(Saved data entries)
========================

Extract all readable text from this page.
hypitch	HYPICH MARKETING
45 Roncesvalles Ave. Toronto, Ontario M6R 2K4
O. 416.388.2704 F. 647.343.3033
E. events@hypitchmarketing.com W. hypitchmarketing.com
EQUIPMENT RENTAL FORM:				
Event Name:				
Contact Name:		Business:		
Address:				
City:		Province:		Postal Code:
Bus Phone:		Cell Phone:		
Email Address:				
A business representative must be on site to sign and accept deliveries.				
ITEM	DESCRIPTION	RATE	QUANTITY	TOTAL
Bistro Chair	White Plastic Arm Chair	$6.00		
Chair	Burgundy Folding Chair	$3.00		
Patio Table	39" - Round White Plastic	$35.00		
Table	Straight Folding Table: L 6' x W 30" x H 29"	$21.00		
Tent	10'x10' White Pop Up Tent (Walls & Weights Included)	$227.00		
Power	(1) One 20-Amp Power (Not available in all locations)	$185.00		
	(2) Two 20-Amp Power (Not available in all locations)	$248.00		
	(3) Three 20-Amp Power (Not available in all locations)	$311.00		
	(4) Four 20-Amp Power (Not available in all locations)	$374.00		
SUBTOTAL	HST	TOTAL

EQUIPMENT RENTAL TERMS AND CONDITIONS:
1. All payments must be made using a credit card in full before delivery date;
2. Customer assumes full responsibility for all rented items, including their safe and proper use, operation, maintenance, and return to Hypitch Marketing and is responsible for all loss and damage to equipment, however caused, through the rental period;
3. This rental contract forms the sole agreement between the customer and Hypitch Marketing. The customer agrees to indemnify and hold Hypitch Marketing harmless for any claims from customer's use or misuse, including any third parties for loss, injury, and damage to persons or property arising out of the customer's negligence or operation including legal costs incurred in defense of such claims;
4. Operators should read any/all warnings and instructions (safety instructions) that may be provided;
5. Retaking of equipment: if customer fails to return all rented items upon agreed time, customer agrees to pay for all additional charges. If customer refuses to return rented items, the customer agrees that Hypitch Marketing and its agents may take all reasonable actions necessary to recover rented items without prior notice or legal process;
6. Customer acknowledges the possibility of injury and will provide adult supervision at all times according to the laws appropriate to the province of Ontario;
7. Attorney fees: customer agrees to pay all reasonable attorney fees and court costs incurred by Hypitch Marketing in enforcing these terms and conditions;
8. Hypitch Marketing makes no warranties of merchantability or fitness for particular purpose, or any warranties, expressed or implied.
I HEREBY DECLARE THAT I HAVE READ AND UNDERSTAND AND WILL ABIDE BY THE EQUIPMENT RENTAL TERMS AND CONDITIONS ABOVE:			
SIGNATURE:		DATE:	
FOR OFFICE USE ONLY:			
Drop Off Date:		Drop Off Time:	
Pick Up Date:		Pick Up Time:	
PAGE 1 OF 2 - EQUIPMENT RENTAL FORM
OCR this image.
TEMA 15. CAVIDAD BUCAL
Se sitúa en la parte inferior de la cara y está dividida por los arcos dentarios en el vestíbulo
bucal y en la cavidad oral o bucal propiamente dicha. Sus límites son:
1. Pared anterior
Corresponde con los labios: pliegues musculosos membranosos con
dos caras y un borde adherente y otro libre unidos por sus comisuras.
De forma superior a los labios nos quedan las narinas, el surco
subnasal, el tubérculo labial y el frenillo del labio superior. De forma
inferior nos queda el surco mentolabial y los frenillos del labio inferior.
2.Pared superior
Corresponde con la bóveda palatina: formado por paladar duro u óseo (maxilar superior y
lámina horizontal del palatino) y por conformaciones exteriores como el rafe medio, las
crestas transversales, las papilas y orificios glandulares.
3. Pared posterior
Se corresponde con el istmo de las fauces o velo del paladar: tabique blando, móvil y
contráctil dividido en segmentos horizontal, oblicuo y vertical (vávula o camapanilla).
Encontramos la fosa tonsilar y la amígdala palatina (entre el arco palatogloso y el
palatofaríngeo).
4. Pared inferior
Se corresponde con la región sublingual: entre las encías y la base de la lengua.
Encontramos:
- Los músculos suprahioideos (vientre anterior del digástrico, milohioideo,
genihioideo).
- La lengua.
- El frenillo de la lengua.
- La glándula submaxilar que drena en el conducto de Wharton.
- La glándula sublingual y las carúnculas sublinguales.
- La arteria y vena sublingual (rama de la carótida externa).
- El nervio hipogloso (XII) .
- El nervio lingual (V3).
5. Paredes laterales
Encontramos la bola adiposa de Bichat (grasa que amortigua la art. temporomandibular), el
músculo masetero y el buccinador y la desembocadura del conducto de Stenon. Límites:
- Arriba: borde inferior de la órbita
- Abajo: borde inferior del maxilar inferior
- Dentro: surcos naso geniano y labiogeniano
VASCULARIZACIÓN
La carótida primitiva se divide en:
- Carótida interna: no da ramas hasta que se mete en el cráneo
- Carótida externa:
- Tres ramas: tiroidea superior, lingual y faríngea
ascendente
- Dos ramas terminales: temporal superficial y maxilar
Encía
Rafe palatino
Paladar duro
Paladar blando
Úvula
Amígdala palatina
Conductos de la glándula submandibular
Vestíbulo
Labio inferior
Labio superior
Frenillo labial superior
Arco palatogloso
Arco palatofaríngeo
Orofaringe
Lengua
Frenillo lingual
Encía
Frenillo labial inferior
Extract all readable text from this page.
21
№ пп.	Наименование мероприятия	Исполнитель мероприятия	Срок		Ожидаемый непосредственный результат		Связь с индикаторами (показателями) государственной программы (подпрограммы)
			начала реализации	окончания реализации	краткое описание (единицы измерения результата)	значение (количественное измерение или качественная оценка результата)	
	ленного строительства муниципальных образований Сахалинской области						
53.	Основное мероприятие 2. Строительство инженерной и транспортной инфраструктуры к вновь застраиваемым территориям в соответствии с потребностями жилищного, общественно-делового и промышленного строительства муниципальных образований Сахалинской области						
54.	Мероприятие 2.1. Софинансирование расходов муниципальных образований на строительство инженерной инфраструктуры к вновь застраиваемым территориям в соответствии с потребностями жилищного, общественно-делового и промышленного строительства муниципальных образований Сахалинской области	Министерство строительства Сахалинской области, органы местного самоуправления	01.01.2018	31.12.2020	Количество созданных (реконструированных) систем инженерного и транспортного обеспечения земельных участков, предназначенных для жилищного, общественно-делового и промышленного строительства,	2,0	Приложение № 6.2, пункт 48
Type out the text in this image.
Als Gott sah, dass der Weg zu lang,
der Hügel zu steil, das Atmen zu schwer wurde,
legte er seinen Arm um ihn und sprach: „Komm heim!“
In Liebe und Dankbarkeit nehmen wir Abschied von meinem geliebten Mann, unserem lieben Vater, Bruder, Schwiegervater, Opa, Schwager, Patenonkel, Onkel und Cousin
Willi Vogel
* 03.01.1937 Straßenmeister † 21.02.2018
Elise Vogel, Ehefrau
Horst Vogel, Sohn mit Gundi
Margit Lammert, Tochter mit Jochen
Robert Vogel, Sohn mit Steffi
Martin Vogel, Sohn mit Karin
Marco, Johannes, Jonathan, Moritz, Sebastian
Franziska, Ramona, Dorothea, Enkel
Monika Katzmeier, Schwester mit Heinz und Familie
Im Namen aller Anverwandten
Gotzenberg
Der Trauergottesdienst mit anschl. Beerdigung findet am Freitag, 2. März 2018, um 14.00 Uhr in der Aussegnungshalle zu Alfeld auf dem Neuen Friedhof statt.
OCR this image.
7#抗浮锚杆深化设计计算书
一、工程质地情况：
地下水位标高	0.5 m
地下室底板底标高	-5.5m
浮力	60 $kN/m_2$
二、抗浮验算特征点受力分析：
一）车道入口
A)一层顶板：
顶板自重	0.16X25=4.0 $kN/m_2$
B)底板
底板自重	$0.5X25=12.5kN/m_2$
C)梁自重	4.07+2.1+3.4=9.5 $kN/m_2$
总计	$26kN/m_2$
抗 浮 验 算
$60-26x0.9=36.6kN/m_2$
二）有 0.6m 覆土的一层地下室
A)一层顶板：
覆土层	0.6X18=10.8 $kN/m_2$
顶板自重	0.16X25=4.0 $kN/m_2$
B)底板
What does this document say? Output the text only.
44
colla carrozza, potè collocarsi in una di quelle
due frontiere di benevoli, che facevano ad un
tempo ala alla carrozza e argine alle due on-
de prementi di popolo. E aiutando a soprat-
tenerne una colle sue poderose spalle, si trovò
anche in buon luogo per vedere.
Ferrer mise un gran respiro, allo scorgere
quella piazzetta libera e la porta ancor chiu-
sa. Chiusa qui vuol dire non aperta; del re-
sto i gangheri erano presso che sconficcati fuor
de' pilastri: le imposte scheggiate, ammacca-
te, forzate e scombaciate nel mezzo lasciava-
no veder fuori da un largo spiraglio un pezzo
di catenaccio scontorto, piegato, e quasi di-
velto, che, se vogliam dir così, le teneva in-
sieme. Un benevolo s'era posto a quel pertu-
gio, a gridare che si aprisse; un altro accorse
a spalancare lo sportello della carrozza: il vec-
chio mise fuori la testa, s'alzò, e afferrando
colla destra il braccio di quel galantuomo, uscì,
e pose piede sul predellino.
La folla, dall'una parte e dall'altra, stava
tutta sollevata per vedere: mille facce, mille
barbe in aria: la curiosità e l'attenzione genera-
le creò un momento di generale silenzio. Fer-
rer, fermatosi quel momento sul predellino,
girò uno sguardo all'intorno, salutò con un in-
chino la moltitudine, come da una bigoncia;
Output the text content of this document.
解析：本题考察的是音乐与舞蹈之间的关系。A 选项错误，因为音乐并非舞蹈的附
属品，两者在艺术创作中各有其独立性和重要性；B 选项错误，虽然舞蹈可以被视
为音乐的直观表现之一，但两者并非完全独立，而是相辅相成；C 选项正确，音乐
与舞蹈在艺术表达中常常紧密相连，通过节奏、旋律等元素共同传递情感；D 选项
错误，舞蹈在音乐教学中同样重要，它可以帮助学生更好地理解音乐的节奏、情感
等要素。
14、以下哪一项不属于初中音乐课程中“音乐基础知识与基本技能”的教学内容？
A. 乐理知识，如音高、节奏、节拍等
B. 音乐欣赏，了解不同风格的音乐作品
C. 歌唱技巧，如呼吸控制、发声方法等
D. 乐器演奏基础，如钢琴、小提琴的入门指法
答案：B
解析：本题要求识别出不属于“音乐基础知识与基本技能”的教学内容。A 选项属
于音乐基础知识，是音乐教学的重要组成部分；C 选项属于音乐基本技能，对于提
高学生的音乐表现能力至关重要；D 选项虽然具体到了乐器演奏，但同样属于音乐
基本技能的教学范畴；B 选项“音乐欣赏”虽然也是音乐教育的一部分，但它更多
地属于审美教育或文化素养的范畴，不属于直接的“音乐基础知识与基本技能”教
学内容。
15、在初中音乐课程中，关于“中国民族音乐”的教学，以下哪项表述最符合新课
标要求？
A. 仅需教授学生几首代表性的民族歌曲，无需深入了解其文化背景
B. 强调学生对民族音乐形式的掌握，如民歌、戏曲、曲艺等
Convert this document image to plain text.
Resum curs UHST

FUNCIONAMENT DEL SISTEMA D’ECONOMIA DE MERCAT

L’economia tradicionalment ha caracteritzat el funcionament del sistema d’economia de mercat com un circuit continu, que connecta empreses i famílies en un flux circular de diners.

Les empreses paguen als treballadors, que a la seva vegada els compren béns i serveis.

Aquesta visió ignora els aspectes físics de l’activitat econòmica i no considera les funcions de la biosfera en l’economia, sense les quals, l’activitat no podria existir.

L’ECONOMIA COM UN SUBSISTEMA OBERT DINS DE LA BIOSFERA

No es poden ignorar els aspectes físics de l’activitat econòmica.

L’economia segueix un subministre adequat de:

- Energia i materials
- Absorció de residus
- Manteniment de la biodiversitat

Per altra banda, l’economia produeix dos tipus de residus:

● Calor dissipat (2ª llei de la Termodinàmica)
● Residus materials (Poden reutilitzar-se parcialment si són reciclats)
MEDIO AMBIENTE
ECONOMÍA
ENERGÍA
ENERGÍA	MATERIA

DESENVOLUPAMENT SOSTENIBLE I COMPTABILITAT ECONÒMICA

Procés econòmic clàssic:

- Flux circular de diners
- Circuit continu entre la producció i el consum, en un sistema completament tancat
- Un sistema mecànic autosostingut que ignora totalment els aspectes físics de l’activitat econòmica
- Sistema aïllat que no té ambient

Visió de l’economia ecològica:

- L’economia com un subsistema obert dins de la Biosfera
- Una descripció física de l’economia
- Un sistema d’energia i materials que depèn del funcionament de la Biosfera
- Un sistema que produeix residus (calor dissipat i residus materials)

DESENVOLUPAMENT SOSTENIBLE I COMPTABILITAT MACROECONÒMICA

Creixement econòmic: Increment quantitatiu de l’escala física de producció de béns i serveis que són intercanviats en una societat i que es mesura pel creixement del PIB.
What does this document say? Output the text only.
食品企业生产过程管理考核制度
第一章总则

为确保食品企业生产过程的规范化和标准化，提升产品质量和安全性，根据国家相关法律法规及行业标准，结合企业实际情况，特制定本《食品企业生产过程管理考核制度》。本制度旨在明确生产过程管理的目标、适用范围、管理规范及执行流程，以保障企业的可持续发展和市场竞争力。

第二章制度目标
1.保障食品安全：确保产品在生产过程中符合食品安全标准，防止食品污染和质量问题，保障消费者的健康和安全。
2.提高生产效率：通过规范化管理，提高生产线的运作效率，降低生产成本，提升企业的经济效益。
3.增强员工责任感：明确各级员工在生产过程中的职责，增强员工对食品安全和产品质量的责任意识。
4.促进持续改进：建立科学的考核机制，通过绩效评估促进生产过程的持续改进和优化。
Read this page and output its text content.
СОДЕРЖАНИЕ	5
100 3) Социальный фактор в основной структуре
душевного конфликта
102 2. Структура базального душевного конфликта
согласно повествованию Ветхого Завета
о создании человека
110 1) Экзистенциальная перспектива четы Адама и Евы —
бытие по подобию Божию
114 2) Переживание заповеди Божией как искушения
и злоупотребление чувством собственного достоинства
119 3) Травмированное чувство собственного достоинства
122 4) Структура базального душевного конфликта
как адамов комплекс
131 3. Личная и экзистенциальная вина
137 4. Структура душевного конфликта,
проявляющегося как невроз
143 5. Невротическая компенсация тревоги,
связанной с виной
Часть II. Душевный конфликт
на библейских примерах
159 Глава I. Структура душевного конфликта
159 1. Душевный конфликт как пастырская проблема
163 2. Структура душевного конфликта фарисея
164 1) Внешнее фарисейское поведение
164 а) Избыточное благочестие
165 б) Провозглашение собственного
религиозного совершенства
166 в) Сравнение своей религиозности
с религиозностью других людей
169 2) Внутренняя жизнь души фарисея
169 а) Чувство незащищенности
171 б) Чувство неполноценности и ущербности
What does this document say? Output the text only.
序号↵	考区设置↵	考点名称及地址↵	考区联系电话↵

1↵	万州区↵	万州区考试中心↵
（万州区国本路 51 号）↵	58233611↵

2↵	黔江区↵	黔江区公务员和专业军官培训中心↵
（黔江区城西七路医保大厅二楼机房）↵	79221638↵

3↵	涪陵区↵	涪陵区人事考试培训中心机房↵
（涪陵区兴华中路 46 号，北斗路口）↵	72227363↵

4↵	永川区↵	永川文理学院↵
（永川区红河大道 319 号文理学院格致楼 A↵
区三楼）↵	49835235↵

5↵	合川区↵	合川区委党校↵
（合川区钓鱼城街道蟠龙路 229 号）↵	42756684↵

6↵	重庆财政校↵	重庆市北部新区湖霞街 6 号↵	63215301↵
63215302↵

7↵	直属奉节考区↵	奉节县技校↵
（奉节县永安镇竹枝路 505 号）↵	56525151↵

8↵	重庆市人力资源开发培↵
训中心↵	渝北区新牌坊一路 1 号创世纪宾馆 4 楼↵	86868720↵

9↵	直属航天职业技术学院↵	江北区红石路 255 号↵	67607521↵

========================

What to produce =
Pull every line containing "достоинства" from the data.

Solution to the problem =
и злоупотребление чувством собственного достоинства
119 3) Травмированное чувство собственного достоинства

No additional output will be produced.